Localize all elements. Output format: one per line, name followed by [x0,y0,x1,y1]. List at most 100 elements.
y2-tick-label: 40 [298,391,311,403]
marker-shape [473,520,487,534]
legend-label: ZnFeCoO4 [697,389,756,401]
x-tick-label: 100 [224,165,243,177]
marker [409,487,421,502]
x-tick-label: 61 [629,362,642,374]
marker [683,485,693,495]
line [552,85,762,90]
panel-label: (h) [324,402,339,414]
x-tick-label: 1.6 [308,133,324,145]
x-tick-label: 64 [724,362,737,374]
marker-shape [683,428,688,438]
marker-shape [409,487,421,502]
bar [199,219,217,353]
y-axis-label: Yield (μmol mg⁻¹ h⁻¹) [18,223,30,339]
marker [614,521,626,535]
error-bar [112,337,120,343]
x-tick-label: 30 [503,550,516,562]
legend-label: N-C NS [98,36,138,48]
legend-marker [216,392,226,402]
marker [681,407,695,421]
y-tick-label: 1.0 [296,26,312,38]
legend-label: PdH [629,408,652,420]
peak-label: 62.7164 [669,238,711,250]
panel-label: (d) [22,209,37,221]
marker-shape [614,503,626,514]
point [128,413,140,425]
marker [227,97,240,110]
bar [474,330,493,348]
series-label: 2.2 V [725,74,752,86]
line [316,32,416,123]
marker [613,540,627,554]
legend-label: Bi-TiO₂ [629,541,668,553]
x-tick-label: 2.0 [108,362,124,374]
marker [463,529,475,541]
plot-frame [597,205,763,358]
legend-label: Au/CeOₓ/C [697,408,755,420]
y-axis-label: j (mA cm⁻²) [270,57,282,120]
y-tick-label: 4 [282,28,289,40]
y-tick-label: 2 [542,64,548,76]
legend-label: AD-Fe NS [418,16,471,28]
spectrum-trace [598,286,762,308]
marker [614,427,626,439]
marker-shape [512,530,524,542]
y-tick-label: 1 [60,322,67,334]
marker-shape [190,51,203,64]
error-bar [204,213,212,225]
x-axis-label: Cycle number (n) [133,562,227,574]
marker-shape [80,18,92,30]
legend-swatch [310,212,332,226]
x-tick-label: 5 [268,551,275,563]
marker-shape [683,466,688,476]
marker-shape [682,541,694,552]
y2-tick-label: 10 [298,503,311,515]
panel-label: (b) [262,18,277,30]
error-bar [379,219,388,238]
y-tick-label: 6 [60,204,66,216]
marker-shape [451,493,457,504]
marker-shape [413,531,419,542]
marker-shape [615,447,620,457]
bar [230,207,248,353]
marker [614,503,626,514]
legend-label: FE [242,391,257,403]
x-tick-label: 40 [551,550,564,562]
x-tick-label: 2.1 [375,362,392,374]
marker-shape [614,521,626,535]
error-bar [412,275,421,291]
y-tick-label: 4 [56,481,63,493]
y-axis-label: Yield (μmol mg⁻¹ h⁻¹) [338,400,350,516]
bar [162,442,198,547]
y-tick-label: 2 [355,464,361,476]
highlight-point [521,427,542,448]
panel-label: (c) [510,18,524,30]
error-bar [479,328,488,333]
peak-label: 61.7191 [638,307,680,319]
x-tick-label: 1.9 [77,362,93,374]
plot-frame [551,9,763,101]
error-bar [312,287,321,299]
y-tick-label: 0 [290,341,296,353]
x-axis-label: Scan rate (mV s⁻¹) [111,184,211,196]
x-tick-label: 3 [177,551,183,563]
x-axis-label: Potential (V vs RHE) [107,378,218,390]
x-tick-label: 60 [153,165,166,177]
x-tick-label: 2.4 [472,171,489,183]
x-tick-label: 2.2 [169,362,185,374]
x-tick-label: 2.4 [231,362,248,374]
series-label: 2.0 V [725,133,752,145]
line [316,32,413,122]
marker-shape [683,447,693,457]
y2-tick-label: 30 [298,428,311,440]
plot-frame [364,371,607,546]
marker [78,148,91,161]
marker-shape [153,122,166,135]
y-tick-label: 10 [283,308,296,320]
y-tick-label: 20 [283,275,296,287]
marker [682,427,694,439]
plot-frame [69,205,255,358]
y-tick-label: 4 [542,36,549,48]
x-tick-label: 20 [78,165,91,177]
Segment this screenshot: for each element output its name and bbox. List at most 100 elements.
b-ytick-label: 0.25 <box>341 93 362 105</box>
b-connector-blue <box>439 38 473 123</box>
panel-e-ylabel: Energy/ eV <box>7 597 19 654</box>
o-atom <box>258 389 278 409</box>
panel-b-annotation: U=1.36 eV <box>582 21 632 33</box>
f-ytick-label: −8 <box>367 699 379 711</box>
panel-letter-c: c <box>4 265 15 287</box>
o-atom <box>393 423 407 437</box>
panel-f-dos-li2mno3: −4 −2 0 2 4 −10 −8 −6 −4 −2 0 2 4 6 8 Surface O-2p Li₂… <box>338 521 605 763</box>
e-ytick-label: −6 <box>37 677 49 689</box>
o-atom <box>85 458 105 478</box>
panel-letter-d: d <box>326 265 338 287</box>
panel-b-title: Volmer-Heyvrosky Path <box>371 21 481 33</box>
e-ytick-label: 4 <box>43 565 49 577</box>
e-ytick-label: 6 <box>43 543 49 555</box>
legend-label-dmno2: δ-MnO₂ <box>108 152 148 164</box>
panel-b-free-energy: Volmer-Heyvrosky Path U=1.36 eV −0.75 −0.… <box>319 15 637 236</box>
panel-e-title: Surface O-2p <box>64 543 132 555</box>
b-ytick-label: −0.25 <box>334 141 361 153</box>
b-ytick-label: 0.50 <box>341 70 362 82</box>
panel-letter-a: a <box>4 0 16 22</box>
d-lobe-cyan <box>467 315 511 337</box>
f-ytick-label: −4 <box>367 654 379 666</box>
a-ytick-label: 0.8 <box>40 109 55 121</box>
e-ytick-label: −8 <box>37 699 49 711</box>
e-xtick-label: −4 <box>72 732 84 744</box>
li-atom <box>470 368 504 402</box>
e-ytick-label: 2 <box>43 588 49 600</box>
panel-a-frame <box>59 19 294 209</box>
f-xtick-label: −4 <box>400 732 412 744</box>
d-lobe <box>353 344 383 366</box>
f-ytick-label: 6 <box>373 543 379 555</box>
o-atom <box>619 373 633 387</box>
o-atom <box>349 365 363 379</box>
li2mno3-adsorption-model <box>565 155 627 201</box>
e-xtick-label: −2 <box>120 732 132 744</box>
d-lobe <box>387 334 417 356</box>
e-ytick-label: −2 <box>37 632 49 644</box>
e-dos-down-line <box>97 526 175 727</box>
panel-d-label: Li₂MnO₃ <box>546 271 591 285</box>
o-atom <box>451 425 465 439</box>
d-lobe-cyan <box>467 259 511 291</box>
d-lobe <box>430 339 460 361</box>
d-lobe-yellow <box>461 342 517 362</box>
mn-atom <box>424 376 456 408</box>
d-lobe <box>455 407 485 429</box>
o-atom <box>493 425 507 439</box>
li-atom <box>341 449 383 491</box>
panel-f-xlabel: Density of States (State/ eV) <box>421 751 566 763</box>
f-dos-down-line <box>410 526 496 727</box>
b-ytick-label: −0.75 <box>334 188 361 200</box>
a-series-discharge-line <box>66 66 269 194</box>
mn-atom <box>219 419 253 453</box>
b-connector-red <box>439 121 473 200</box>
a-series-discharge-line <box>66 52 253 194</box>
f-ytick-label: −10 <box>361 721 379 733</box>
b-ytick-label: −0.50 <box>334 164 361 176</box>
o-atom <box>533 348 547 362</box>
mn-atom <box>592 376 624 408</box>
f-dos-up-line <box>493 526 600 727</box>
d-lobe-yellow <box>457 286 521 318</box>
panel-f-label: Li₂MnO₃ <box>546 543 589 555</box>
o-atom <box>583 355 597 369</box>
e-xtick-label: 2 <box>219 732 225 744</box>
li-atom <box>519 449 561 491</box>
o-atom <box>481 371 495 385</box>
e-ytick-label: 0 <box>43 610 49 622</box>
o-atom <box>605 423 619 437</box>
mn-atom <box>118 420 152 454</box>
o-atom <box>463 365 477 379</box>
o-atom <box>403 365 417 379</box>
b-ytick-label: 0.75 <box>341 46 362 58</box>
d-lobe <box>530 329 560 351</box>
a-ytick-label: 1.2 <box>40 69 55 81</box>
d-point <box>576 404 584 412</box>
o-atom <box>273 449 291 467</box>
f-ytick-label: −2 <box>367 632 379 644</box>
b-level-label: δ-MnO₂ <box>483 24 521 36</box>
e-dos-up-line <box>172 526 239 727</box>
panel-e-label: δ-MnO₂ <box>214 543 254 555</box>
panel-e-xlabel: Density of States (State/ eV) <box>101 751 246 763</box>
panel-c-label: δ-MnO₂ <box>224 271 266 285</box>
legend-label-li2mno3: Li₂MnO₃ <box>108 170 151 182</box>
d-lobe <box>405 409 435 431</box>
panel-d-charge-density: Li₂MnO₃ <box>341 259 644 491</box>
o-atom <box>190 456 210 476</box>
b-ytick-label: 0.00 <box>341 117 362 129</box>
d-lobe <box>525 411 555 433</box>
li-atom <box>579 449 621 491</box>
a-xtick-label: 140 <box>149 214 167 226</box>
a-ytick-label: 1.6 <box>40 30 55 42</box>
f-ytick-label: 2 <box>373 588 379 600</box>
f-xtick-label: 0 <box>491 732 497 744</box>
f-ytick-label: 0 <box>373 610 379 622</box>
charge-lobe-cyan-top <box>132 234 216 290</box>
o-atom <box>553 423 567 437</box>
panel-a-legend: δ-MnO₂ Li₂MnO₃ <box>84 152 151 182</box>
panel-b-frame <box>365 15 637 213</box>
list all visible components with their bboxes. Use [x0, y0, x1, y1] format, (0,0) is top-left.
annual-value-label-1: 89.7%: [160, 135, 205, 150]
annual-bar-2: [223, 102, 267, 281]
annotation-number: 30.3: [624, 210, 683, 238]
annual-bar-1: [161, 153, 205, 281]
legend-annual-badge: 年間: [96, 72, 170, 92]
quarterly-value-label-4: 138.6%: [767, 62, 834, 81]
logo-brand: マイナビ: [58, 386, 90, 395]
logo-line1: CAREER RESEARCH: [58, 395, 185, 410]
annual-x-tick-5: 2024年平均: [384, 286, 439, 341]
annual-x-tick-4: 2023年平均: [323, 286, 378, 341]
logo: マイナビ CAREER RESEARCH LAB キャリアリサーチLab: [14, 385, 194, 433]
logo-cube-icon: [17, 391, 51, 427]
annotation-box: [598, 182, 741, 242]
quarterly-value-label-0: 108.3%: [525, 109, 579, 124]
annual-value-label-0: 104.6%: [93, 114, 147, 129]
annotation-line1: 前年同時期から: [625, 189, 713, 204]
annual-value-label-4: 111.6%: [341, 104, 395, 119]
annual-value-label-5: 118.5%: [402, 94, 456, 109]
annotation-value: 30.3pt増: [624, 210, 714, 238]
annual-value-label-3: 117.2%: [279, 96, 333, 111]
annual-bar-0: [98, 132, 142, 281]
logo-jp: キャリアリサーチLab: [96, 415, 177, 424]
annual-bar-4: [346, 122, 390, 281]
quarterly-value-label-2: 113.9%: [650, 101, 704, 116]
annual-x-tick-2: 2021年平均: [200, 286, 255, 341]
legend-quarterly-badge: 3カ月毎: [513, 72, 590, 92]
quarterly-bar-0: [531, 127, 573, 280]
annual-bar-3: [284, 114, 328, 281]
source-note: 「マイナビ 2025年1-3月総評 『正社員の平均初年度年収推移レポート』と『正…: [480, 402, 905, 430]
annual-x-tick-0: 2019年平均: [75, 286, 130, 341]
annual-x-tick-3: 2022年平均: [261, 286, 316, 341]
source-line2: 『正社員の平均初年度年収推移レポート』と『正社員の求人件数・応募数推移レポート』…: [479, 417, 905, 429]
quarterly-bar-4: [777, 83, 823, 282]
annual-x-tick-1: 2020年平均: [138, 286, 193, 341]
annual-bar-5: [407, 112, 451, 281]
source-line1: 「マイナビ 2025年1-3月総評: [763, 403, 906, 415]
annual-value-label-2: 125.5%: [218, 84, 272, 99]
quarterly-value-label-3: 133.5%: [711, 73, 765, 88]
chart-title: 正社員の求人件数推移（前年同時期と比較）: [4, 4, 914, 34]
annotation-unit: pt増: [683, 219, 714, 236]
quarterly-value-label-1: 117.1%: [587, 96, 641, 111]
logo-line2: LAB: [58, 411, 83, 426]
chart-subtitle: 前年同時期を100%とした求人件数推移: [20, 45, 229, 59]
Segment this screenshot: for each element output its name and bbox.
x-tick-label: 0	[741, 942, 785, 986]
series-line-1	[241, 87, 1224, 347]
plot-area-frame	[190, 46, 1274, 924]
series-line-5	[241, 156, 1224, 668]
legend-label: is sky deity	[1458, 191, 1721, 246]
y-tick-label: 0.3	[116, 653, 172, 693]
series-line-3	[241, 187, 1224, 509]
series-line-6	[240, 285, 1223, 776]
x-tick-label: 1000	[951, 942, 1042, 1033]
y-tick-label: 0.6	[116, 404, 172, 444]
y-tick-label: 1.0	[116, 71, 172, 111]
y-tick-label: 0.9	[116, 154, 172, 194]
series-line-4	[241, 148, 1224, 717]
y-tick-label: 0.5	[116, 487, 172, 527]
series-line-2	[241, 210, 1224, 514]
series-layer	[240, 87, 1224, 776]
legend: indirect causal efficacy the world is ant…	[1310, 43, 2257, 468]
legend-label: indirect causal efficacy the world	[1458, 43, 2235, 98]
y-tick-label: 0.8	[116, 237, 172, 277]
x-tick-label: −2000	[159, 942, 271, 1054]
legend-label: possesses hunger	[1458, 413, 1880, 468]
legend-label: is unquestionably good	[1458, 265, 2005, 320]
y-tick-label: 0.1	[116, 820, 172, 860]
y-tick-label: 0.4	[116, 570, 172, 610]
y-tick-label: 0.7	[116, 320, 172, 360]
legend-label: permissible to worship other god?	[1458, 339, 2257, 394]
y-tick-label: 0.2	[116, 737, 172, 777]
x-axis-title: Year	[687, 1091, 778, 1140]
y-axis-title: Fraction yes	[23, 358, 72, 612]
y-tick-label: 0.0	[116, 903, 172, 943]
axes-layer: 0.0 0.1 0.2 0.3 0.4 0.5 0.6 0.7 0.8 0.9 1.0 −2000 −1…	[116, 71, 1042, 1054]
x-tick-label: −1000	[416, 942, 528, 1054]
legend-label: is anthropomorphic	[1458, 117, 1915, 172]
--
**Exercise:** Edit the listing from its first line through the line containing "y-tick-label: 1.0 [296,26,312,38]": replace "panel-label" with "subplot-label" and keep everything else unchanged. Return only those lines.

**Answer to the problem:**
Localize all elements. Output format: one per line, name followed by [x0,y0,x1,y1]. List at most 100 elements.
y2-tick-label: 40 [298,391,311,403]
marker-shape [473,520,487,534]
legend-label: ZnFeCoO4 [697,389,756,401]
x-tick-label: 100 [224,165,243,177]
marker [409,487,421,502]
x-tick-label: 61 [629,362,642,374]
marker [683,485,693,495]
line [552,85,762,90]
subplot-label: (h) [324,402,339,414]
x-tick-label: 1.6 [308,133,324,145]
x-tick-label: 64 [724,362,737,374]
marker-shape [683,428,688,438]
marker-shape [409,487,421,502]
bar [199,219,217,353]
y-axis-label: Yield (μmol mg⁻¹ h⁻¹) [18,223,30,339]
marker [614,521,626,535]
error-bar [112,337,120,343]
x-tick-label: 30 [503,550,516,562]
legend-label: N-C NS [98,36,138,48]
legend-marker [216,392,226,402]
marker [681,407,695,421]
y-tick-label: 1.0 [296,26,312,38]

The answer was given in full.